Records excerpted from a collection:
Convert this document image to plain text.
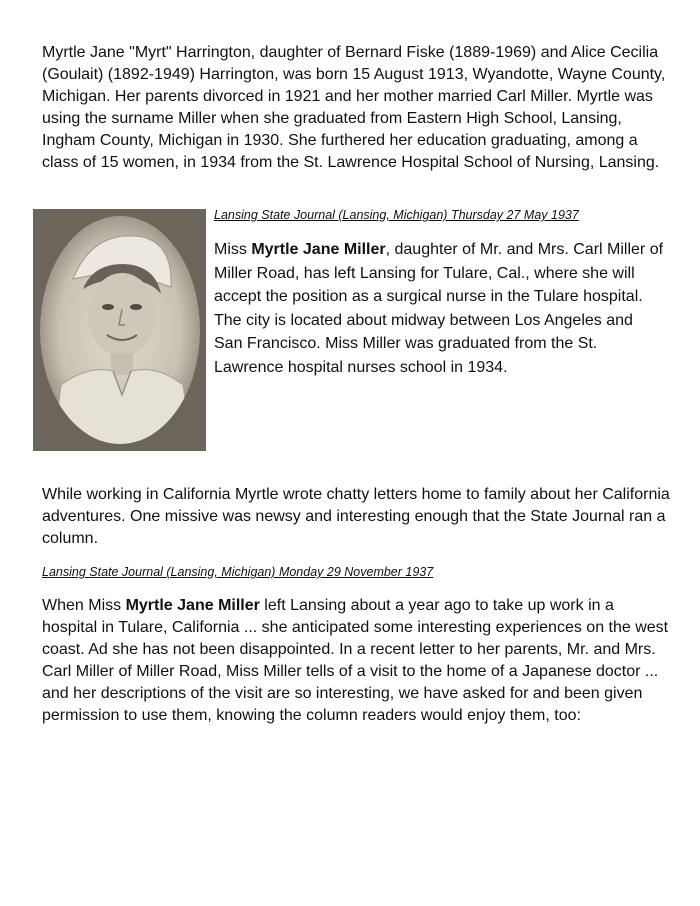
Myrtle Jane "Myrt" Harrington, daughter of Bernard Fiske (1889-1969) and Alice Cecilia (Goulait) (1892-1949) Harrington, was born 15 August 1913, Wyandotte, Wayne County, Michigan. Her parents divorced in 1921 and her mother married Carl Miller. Myrtle was using the surname Miller when she graduated from Eastern High School, Lansing, Ingham County, Michigan in 1930. She furthered her education graduating, among a class of 15 women, in 1934 from the St. Lawrence Hospital School of Nursing, Lansing.

Lansing State Journal (Lansing, Michigan) Thursday 27 May 1937

Miss Myrtle Jane Miller, daughter of Mr. and Mrs. Carl Miller of Miller Road, has left Lansing for Tulare, Cal., where she will accept the position as a surgical nurse in the Tulare hospital. The city is located about midway between Los Angeles and San Francisco. Miss Miller was graduated from the St. Lawrence hospital nurses school in 1934.

While working in California Myrtle wrote chatty letters home to family about her California adventures. One missive was newsy and interesting enough that the State Journal ran a column.

Lansing State Journal (Lansing, Michigan) Monday 29 November 1937

When Miss Myrtle Jane Miller left Lansing about a year ago to take up work in a hospital in Tulare, California ... she anticipated some interesting experiences on the west coast. Ad she has not been disappointed. In a recent letter to her parents, Mr. and Mrs. Carl Miller of Miller Road, Miss Miller tells of a visit to the home of a Japanese doctor ... and her descriptions of the visit are so interesting, we have asked for and been given permission to use them, knowing the column readers would enjoy them, too:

GIVEN EXERCISE: A faithful copy of the records above is needed, with the pictures left out.

SOLUTION FOR THIS PROBLEM:
Convert this document image to plain text.
Myrtle Jane "Myrt" Harrington, daughter of Bernard Fiske (1889-1969) and Alice Cecilia (Goulait) (1892-1949) Harrington, was born 15 August 1913, Wyandotte, Wayne County, Michigan. Her parents divorced in 1921 and her mother married Carl Miller. Myrtle was using the surname Miller when she graduated from Eastern High School, Lansing, Ingham County, Michigan in 1930. She furthered her education graduating, among a class of 15 women, in 1934 from the St. Lawrence Hospital School of Nursing, Lansing.

Lansing State Journal (Lansing, Michigan) Thursday 27 May 1937

Miss Myrtle Jane Miller, daughter of Mr. and Mrs. Carl Miller of Miller Road, has left Lansing for Tulare, Cal., where she will accept the position as a surgical nurse in the Tulare hospital. The city is located about midway between Los Angeles and San Francisco. Miss Miller was graduated from the St. Lawrence hospital nurses school in 1934.

While working in California Myrtle wrote chatty letters home to family about her California adventures. One missive was newsy and interesting enough that the State Journal ran a column.

Lansing State Journal (Lansing, Michigan) Monday 29 November 1937

When Miss Myrtle Jane Miller left Lansing about a year ago to take up work in a hospital in Tulare, California ... she anticipated some interesting experiences on the west coast. Ad she has not been disappointed. In a recent letter to her parents, Mr. and Mrs. Carl Miller of Miller Road, Miss Miller tells of a visit to the home of a Japanese doctor ... and her descriptions of the visit are so interesting, we have asked for and been given permission to use them, knowing the column readers would enjoy them, too:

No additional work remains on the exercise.